## Begin

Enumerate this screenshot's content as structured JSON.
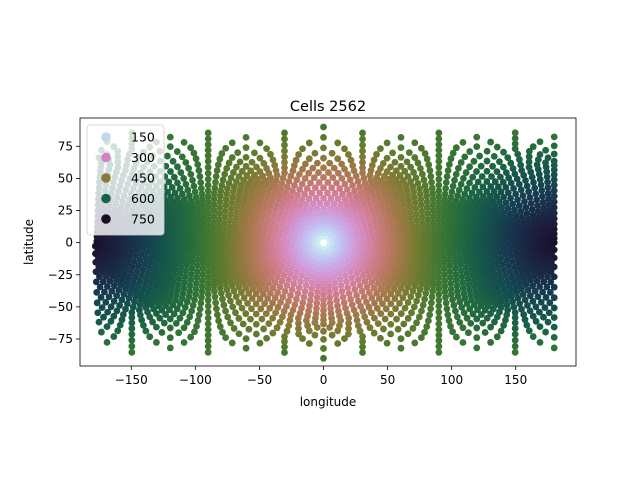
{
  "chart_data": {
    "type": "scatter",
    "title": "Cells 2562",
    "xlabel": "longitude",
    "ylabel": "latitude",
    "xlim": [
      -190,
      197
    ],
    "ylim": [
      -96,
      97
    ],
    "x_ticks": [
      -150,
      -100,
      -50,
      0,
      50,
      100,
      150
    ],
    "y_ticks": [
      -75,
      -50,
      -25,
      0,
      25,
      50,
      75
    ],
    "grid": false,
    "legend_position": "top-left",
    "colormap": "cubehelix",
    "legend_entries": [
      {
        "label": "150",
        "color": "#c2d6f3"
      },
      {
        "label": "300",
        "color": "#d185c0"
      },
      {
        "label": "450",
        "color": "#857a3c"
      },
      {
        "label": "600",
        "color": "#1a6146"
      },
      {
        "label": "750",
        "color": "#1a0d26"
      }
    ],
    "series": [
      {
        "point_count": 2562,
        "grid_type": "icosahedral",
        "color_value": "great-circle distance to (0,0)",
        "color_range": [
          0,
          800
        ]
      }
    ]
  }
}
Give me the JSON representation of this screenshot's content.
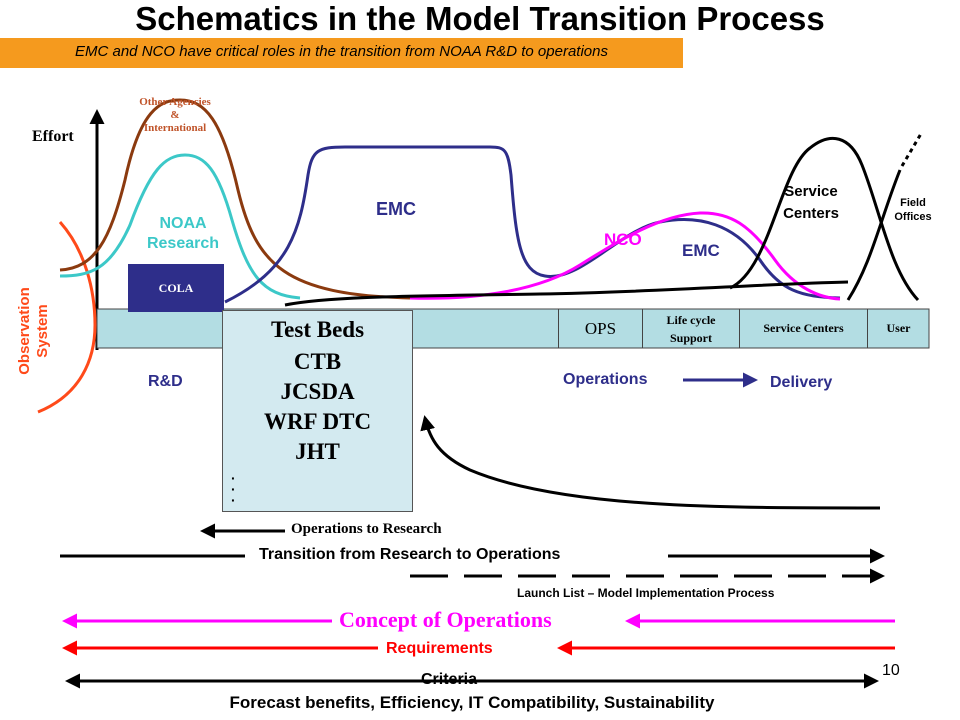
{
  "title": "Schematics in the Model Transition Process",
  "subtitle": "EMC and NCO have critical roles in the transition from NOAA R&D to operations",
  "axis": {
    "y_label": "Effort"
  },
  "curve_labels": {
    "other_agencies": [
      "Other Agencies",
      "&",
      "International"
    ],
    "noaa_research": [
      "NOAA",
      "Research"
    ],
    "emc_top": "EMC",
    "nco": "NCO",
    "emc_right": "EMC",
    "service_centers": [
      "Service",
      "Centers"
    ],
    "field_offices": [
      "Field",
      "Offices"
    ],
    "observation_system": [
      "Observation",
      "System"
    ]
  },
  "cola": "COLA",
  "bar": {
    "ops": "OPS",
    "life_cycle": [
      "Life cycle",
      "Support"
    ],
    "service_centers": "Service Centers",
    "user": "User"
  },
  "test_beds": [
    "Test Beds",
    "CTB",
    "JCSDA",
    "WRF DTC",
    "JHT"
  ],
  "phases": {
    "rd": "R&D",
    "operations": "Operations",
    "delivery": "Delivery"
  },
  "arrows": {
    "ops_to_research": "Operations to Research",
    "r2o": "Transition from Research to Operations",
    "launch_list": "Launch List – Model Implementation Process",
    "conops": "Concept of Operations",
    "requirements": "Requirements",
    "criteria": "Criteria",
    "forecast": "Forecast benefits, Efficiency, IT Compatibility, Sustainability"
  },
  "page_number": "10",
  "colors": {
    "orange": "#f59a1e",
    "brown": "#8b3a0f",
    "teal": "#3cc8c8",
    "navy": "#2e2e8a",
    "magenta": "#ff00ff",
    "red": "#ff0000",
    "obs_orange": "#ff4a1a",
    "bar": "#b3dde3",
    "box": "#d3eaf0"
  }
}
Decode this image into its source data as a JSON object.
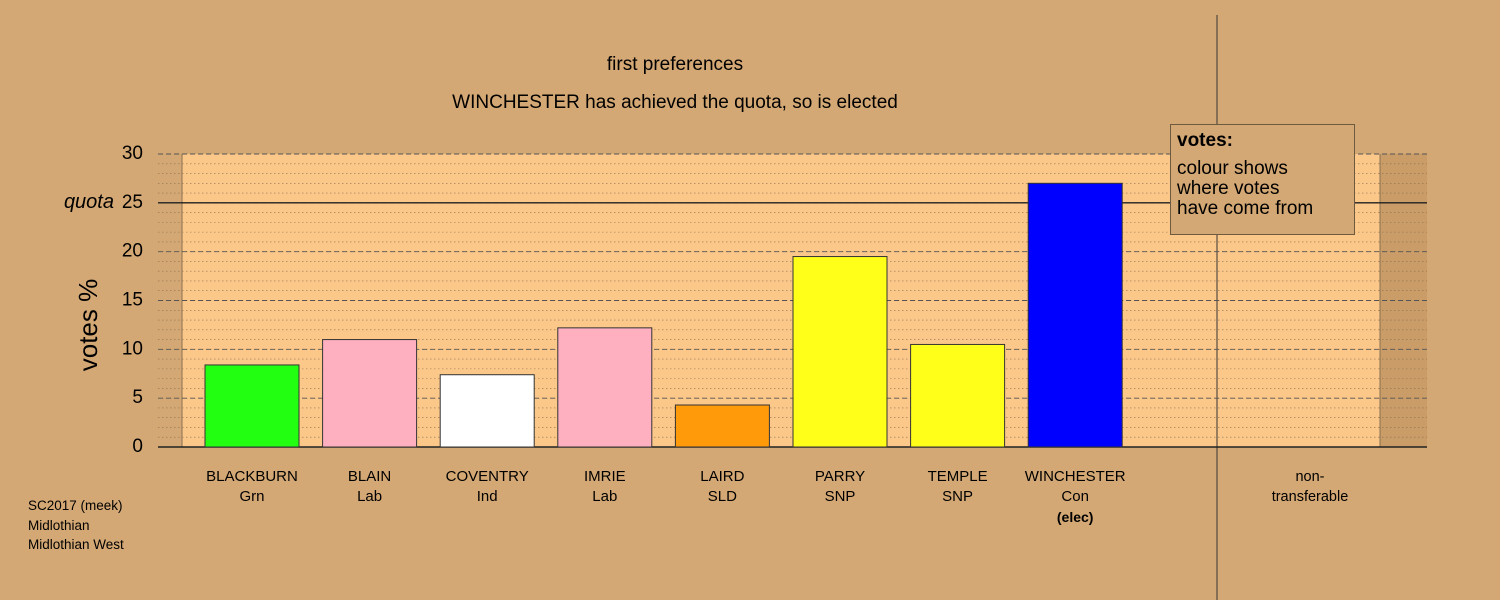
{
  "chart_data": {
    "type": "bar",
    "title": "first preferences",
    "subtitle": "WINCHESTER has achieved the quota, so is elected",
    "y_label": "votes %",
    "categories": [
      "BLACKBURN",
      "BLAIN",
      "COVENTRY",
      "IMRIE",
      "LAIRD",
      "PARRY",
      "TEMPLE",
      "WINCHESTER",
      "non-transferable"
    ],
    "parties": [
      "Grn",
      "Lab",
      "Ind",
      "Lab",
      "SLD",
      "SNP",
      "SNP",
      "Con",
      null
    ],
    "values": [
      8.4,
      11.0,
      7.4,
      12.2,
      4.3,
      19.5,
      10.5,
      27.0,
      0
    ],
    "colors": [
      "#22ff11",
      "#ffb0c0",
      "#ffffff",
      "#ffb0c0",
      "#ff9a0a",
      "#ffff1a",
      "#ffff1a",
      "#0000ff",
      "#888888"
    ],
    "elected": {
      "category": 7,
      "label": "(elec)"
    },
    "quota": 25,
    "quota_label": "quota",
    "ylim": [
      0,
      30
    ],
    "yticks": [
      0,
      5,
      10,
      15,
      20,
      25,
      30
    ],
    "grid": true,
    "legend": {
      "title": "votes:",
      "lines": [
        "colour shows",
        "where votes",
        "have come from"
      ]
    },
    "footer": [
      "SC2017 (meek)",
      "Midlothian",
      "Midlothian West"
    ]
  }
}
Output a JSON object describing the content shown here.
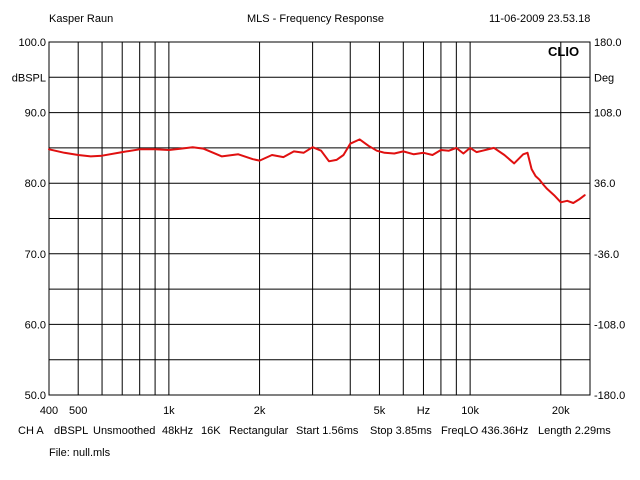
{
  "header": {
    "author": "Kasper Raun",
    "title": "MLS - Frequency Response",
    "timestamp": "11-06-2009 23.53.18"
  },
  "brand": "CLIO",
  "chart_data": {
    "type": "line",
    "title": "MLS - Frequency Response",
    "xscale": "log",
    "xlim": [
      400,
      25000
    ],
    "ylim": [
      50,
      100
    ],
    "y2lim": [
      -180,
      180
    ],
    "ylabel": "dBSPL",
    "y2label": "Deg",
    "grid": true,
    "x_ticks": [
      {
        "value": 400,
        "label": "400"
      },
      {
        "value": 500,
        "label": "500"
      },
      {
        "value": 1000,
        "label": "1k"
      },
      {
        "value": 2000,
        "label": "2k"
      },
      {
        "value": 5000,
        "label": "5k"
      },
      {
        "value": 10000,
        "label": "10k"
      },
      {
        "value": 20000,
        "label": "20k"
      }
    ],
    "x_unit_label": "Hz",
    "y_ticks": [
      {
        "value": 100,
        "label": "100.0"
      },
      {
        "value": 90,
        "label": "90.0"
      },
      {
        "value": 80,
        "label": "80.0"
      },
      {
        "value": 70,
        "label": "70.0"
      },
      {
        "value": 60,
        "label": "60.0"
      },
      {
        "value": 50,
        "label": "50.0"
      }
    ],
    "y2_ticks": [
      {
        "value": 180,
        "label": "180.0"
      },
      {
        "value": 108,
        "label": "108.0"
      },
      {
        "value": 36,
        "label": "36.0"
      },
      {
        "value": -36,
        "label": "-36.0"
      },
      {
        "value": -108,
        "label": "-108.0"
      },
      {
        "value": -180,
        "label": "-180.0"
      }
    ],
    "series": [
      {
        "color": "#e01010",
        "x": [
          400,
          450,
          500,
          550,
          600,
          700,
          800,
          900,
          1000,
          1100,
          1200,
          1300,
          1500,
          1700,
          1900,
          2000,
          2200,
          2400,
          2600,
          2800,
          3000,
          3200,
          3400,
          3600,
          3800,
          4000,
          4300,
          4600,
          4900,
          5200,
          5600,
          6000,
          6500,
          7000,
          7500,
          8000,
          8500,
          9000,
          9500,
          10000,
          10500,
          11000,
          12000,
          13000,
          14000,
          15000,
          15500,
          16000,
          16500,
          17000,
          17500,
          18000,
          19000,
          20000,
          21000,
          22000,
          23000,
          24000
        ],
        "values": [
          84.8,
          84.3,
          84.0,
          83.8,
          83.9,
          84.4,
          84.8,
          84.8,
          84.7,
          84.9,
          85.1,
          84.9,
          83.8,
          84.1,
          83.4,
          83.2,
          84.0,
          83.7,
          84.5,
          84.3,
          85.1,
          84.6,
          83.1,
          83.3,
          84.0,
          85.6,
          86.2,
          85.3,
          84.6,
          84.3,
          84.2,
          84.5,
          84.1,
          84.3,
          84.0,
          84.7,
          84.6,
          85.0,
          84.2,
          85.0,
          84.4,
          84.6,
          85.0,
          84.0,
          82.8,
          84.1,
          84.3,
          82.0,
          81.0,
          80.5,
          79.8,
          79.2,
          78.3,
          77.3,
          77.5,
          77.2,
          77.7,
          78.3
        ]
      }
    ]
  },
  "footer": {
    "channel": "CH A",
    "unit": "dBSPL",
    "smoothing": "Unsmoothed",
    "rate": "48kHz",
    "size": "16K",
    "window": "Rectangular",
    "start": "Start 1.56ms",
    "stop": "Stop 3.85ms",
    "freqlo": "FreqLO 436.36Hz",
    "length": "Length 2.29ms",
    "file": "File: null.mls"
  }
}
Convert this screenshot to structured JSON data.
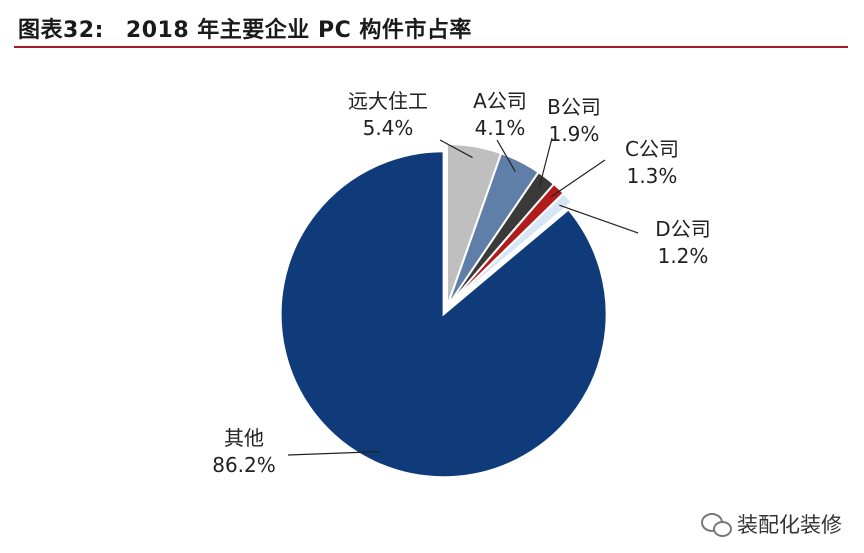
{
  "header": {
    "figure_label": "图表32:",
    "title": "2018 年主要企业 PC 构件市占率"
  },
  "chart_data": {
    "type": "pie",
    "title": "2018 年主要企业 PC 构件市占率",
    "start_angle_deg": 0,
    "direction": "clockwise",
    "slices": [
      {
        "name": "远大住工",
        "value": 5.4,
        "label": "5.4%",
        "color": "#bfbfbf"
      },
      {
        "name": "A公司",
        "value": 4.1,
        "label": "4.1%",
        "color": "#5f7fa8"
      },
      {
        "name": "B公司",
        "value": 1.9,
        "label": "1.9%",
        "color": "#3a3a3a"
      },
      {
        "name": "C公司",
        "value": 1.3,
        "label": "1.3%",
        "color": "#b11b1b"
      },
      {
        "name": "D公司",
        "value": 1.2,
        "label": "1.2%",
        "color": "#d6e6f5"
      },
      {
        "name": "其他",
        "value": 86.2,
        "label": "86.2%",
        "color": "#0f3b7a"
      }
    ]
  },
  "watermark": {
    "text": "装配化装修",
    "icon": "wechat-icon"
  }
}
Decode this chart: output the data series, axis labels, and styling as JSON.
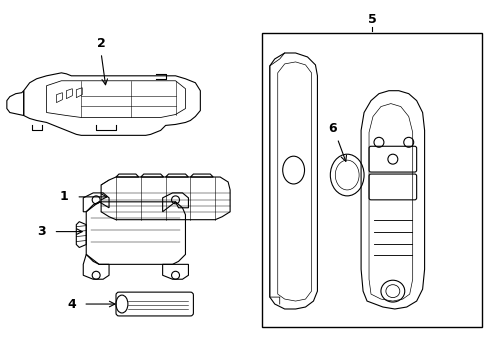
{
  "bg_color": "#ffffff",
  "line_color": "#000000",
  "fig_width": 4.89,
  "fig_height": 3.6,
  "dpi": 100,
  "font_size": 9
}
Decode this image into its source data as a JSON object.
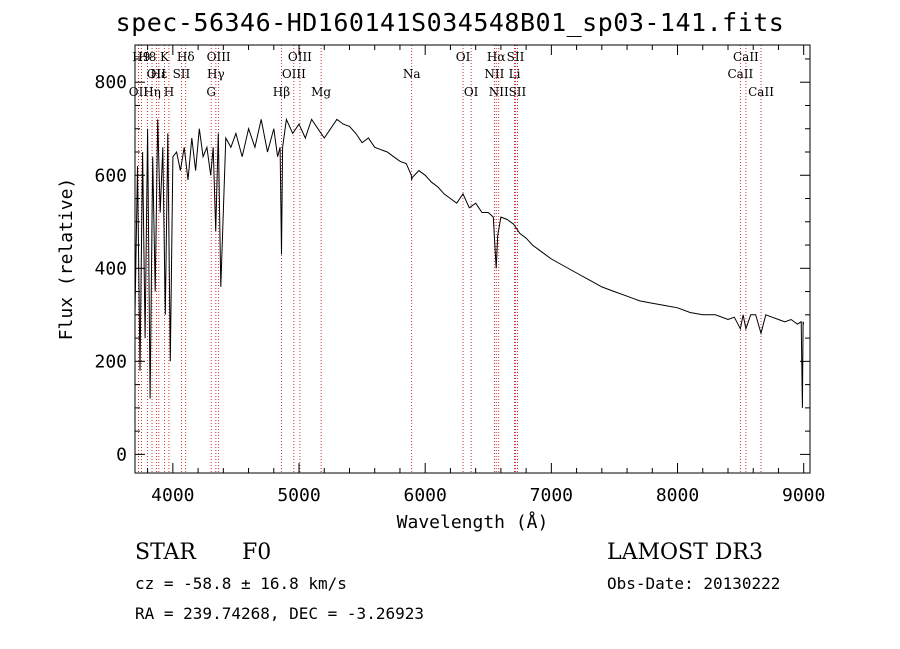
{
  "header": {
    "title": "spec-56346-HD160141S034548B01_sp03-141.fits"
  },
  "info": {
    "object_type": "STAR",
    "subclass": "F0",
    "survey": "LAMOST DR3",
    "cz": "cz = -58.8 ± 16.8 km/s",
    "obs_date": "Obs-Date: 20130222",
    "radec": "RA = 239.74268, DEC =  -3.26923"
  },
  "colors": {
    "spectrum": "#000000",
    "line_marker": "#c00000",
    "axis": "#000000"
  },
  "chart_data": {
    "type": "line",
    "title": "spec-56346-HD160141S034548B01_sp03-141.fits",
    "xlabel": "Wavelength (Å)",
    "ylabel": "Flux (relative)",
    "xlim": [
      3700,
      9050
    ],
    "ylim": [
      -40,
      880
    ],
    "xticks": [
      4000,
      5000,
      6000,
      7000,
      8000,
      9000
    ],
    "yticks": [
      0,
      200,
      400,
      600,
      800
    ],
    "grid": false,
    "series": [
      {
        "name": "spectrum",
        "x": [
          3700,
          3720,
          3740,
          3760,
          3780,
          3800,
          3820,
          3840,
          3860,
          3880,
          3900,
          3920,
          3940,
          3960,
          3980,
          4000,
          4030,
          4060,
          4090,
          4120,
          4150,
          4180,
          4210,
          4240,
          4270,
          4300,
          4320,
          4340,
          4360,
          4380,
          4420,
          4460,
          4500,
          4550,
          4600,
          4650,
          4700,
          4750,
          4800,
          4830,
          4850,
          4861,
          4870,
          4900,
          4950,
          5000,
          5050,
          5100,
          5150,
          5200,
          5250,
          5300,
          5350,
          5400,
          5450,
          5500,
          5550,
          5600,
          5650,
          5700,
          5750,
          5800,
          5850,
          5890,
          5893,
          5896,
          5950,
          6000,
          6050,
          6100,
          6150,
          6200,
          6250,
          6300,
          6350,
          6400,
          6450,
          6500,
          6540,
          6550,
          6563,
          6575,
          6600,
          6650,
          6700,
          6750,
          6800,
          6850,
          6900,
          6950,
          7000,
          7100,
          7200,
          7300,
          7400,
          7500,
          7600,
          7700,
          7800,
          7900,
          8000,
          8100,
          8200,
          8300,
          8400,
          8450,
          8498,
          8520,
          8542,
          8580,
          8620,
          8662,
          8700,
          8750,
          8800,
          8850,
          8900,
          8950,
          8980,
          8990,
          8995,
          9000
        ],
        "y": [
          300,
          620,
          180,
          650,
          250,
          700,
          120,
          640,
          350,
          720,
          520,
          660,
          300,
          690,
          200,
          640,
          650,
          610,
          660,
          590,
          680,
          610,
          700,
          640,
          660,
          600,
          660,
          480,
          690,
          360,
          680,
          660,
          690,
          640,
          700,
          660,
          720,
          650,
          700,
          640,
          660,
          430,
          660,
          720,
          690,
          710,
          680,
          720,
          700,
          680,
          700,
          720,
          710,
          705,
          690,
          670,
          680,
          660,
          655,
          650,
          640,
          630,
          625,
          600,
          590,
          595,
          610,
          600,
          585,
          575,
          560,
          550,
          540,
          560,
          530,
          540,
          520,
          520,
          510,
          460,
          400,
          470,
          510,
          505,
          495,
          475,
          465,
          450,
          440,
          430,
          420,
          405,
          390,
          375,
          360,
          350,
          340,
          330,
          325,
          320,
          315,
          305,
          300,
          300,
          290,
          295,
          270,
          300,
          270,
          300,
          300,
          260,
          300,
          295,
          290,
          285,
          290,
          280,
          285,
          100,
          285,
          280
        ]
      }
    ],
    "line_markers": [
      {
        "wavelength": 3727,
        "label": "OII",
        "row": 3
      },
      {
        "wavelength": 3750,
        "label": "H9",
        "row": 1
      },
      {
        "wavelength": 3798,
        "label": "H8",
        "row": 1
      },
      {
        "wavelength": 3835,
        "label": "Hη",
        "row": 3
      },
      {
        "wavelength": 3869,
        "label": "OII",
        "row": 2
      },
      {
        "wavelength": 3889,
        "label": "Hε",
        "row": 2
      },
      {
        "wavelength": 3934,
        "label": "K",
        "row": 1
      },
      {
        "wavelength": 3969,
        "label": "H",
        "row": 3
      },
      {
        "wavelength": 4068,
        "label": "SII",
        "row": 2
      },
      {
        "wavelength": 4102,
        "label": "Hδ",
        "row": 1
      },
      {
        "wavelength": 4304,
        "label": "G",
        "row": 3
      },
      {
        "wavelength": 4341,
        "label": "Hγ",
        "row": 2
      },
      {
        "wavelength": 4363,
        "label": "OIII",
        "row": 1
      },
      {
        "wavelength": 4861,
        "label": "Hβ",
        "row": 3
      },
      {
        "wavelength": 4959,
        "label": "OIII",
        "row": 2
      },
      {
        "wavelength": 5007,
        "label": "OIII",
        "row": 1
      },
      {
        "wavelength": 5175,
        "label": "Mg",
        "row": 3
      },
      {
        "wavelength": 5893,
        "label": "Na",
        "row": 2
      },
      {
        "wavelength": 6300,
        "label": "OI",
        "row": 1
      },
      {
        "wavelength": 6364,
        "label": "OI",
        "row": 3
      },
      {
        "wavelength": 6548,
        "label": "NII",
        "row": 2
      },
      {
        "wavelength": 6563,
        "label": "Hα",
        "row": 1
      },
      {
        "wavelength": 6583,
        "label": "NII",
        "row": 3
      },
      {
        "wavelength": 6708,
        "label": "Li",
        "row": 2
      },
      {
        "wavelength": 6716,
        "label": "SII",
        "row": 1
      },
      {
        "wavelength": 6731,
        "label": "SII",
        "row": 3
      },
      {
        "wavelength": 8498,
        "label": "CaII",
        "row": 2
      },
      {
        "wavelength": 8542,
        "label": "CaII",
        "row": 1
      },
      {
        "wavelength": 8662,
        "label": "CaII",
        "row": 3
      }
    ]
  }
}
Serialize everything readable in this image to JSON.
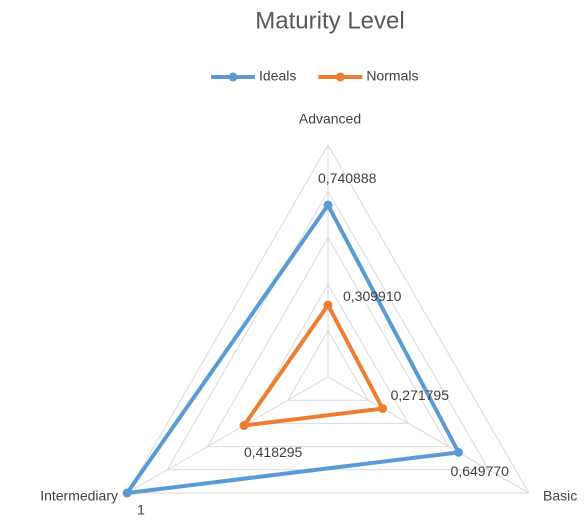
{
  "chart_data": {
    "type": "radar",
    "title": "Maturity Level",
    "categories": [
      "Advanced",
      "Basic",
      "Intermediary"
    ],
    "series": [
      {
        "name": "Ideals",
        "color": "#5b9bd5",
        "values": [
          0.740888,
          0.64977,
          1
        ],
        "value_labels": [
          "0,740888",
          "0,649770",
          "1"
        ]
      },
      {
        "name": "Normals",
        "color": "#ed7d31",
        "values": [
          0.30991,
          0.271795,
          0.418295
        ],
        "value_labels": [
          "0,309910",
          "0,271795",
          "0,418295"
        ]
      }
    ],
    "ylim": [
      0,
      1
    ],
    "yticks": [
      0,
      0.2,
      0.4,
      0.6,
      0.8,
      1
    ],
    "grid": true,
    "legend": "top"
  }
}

## End

[What you should do]: Count the lines that include the word "elected" and state the result as a bare number.

[Reply]: 2